* **Problem requirements**: Present the data once more in exactly its original form.

* **Input data**:
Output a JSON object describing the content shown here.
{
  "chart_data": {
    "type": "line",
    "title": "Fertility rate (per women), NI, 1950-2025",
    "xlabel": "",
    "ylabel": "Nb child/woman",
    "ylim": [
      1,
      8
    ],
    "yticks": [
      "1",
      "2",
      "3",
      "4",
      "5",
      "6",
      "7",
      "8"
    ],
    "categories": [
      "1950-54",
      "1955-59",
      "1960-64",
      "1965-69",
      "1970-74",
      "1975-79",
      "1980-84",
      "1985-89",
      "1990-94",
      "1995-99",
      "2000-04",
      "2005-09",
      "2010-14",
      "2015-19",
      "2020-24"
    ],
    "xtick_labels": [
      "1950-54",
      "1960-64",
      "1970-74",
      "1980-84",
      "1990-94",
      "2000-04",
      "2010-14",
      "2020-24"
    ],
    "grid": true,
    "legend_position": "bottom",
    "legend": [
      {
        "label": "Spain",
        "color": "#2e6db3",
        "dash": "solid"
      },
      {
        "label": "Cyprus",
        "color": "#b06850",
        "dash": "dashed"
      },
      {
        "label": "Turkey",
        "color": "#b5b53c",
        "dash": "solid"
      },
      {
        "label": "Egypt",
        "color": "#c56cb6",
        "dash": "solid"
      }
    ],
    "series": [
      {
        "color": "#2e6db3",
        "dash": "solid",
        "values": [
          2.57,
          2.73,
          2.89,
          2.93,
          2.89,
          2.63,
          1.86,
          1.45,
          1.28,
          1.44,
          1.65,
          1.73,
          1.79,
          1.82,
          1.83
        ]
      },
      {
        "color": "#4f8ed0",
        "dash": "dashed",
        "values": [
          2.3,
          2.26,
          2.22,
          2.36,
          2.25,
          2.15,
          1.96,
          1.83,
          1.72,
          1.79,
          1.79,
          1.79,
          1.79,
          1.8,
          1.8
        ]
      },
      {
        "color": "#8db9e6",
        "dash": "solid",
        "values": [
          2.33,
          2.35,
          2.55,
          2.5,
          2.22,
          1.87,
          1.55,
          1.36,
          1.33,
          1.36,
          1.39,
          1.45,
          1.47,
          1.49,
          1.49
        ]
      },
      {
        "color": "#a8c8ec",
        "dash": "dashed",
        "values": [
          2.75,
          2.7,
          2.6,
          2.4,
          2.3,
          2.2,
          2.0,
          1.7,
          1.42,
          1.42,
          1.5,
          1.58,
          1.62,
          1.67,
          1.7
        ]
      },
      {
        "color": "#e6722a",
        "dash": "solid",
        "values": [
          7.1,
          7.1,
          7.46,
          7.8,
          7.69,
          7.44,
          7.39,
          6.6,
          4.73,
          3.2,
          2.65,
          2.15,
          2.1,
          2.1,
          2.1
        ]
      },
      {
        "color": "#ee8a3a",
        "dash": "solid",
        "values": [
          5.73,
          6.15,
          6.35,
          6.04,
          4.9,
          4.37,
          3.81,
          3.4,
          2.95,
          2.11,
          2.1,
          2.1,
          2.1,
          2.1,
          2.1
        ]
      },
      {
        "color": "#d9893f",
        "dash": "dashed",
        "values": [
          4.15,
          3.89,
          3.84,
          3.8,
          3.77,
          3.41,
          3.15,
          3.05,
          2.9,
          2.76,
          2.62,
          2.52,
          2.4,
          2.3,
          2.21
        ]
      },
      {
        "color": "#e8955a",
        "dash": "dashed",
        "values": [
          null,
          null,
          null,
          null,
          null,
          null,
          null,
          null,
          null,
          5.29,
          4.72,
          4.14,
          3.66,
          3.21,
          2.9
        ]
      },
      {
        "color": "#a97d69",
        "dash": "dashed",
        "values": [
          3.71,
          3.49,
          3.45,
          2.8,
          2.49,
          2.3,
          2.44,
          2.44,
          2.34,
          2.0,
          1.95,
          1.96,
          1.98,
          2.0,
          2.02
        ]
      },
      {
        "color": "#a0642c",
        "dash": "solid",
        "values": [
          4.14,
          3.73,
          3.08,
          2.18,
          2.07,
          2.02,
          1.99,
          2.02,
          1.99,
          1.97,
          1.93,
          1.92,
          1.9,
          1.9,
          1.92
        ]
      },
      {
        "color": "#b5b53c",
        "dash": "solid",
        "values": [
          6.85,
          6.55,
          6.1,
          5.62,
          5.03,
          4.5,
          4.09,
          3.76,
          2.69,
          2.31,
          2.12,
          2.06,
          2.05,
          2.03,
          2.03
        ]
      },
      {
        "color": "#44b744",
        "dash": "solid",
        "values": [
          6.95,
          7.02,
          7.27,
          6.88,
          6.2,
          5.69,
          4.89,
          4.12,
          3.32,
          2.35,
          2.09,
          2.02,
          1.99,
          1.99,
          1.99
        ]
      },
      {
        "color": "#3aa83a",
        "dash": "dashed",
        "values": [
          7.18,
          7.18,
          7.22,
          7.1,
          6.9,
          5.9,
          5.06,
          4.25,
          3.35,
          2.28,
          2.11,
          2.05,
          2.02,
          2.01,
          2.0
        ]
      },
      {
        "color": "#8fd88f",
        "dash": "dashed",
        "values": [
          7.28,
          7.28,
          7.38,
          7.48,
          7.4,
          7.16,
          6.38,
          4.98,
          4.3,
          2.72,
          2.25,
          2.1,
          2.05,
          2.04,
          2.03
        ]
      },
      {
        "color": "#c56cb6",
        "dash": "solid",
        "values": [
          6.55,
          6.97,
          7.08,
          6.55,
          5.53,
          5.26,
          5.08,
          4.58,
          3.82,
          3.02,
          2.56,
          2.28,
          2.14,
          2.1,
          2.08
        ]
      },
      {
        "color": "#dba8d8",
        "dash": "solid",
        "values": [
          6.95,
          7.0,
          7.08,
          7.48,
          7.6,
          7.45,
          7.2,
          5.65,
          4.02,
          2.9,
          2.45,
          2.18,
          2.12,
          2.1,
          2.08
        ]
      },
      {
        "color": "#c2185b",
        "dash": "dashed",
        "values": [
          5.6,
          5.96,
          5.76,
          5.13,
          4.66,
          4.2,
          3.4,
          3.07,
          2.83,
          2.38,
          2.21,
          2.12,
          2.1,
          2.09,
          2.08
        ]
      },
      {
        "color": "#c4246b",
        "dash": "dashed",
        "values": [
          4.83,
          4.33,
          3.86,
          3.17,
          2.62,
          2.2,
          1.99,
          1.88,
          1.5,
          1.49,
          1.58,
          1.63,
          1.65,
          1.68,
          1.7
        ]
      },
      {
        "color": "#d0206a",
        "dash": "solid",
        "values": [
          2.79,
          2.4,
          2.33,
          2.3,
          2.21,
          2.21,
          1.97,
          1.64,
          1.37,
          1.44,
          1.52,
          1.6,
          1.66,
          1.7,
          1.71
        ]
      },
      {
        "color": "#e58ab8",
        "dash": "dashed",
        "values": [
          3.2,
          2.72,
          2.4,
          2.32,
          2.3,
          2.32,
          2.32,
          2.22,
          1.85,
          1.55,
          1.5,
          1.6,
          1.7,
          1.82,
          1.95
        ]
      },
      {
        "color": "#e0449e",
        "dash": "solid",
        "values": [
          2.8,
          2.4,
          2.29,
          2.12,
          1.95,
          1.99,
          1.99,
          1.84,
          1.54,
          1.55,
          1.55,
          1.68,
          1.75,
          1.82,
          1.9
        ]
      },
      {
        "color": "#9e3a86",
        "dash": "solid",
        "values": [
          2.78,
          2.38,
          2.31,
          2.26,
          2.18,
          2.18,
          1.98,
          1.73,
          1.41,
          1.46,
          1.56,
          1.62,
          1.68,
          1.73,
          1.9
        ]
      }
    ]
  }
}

* **Complete answer**:
Output a JSON object describing the content shown here.
{
  "chart_data": {
    "type": "line",
    "title": "Fertility rate (per women), NI, 1950-2025",
    "xlabel": "",
    "ylabel": "Nb child/woman",
    "ylim": [
      1,
      8
    ],
    "yticks": [
      "1",
      "2",
      "3",
      "4",
      "5",
      "6",
      "7",
      "8"
    ],
    "categories": [
      "1950-54",
      "1955-59",
      "1960-64",
      "1965-69",
      "1970-74",
      "1975-79",
      "1980-84",
      "1985-89",
      "1990-94",
      "1995-99",
      "2000-04",
      "2005-09",
      "2010-14",
      "2015-19",
      "2020-24"
    ],
    "xtick_labels": [
      "1950-54",
      "1960-64",
      "1970-74",
      "1980-84",
      "1990-94",
      "2000-04",
      "2010-14",
      "2020-24"
    ],
    "grid": true,
    "legend_position": "bottom",
    "legend": [
      {
        "label": "Spain",
        "color": "#2e6db3",
        "dash": "solid"
      },
      {
        "label": "Cyprus",
        "color": "#b06850",
        "dash": "dashed"
      },
      {
        "label": "Turkey",
        "color": "#b5b53c",
        "dash": "solid"
      },
      {
        "label": "Egypt",
        "color": "#c56cb6",
        "dash": "solid"
      }
    ],
    "series": [
      {
        "color": "#2e6db3",
        "dash": "solid",
        "values": [
          2.57,
          2.73,
          2.89,
          2.93,
          2.89,
          2.63,
          1.86,
          1.45,
          1.28,
          1.44,
          1.65,
          1.73,
          1.79,
          1.82,
          1.83
        ]
      },
      {
        "color": "#4f8ed0",
        "dash": "dashed",
        "values": [
          2.3,
          2.26,
          2.22,
          2.36,
          2.25,
          2.15,
          1.96,
          1.83,
          1.72,
          1.79,
          1.79,
          1.79,
          1.79,
          1.8,
          1.8
        ]
      },
      {
        "color": "#8db9e6",
        "dash": "solid",
        "values": [
          2.33,
          2.35,
          2.55,
          2.5,
          2.22,
          1.87,
          1.55,
          1.36,
          1.33,
          1.36,
          1.39,
          1.45,
          1.47,
          1.49,
          1.49
        ]
      },
      {
        "color": "#a8c8ec",
        "dash": "dashed",
        "values": [
          2.75,
          2.7,
          2.6,
          2.4,
          2.3,
          2.2,
          2.0,
          1.7,
          1.42,
          1.42,
          1.5,
          1.58,
          1.62,
          1.67,
          1.7
        ]
      },
      {
        "color": "#e6722a",
        "dash": "solid",
        "values": [
          7.1,
          7.1,
          7.46,
          7.8,
          7.69,
          7.44,
          7.39,
          6.6,
          4.73,
          3.2,
          2.65,
          2.15,
          2.1,
          2.1,
          2.1
        ]
      },
      {
        "color": "#ee8a3a",
        "dash": "solid",
        "values": [
          5.73,
          6.15,
          6.35,
          6.04,
          4.9,
          4.37,
          3.81,
          3.4,
          2.95,
          2.11,
          2.1,
          2.1,
          2.1,
          2.1,
          2.1
        ]
      },
      {
        "color": "#d9893f",
        "dash": "dashed",
        "values": [
          4.15,
          3.89,
          3.84,
          3.8,
          3.77,
          3.41,
          3.15,
          3.05,
          2.9,
          2.76,
          2.62,
          2.52,
          2.4,
          2.3,
          2.21
        ]
      },
      {
        "color": "#e8955a",
        "dash": "dashed",
        "values": [
          null,
          null,
          null,
          null,
          null,
          null,
          null,
          null,
          null,
          5.29,
          4.72,
          4.14,
          3.66,
          3.21,
          2.9
        ]
      },
      {
        "color": "#a97d69",
        "dash": "dashed",
        "values": [
          3.71,
          3.49,
          3.45,
          2.8,
          2.49,
          2.3,
          2.44,
          2.44,
          2.34,
          2.0,
          1.95,
          1.96,
          1.98,
          2.0,
          2.02
        ]
      },
      {
        "color": "#a0642c",
        "dash": "solid",
        "values": [
          4.14,
          3.73,
          3.08,
          2.18,
          2.07,
          2.02,
          1.99,
          2.02,
          1.99,
          1.97,
          1.93,
          1.92,
          1.9,
          1.9,
          1.92
        ]
      },
      {
        "color": "#b5b53c",
        "dash": "solid",
        "values": [
          6.85,
          6.55,
          6.1,
          5.62,
          5.03,
          4.5,
          4.09,
          3.76,
          2.69,
          2.31,
          2.12,
          2.06,
          2.05,
          2.03,
          2.03
        ]
      },
      {
        "color": "#44b744",
        "dash": "solid",
        "values": [
          6.95,
          7.02,
          7.27,
          6.88,
          6.2,
          5.69,
          4.89,
          4.12,
          3.32,
          2.35,
          2.09,
          2.02,
          1.99,
          1.99,
          1.99
        ]
      },
      {
        "color": "#3aa83a",
        "dash": "dashed",
        "values": [
          7.18,
          7.18,
          7.22,
          7.1,
          6.9,
          5.9,
          5.06,
          4.25,
          3.35,
          2.28,
          2.11,
          2.05,
          2.02,
          2.01,
          2.0
        ]
      },
      {
        "color": "#8fd88f",
        "dash": "dashed",
        "values": [
          7.28,
          7.28,
          7.38,
          7.48,
          7.4,
          7.16,
          6.38,
          4.98,
          4.3,
          2.72,
          2.25,
          2.1,
          2.05,
          2.04,
          2.03
        ]
      },
      {
        "color": "#c56cb6",
        "dash": "solid",
        "values": [
          6.55,
          6.97,
          7.08,
          6.55,
          5.53,
          5.26,
          5.08,
          4.58,
          3.82,
          3.02,
          2.56,
          2.28,
          2.14,
          2.1,
          2.08
        ]
      },
      {
        "color": "#dba8d8",
        "dash": "solid",
        "values": [
          6.95,
          7.0,
          7.08,
          7.48,
          7.6,
          7.45,
          7.2,
          5.65,
          4.02,
          2.9,
          2.45,
          2.18,
          2.12,
          2.1,
          2.08
        ]
      },
      {
        "color": "#c2185b",
        "dash": "dashed",
        "values": [
          5.6,
          5.96,
          5.76,
          5.13,
          4.66,
          4.2,
          3.4,
          3.07,
          2.83,
          2.38,
          2.21,
          2.12,
          2.1,
          2.09,
          2.08
        ]
      },
      {
        "color": "#c4246b",
        "dash": "dashed",
        "values": [
          4.83,
          4.33,
          3.86,
          3.17,
          2.62,
          2.2,
          1.99,
          1.88,
          1.5,
          1.49,
          1.58,
          1.63,
          1.65,
          1.68,
          1.7
        ]
      },
      {
        "color": "#d0206a",
        "dash": "solid",
        "values": [
          2.79,
          2.4,
          2.33,
          2.3,
          2.21,
          2.21,
          1.97,
          1.64,
          1.37,
          1.44,
          1.52,
          1.6,
          1.66,
          1.7,
          1.71
        ]
      },
      {
        "color": "#e58ab8",
        "dash": "dashed",
        "values": [
          3.2,
          2.72,
          2.4,
          2.32,
          2.3,
          2.32,
          2.32,
          2.22,
          1.85,
          1.55,
          1.5,
          1.6,
          1.7,
          1.82,
          1.95
        ]
      },
      {
        "color": "#e0449e",
        "dash": "solid",
        "values": [
          2.8,
          2.4,
          2.29,
          2.12,
          1.95,
          1.99,
          1.99,
          1.84,
          1.54,
          1.55,
          1.55,
          1.68,
          1.75,
          1.82,
          1.9
        ]
      },
      {
        "color": "#9e3a86",
        "dash": "solid",
        "values": [
          2.78,
          2.38,
          2.31,
          2.26,
          2.18,
          2.18,
          1.98,
          1.73,
          1.41,
          1.46,
          1.56,
          1.62,
          1.68,
          1.73,
          1.9
        ]
      }
    ]
  }
}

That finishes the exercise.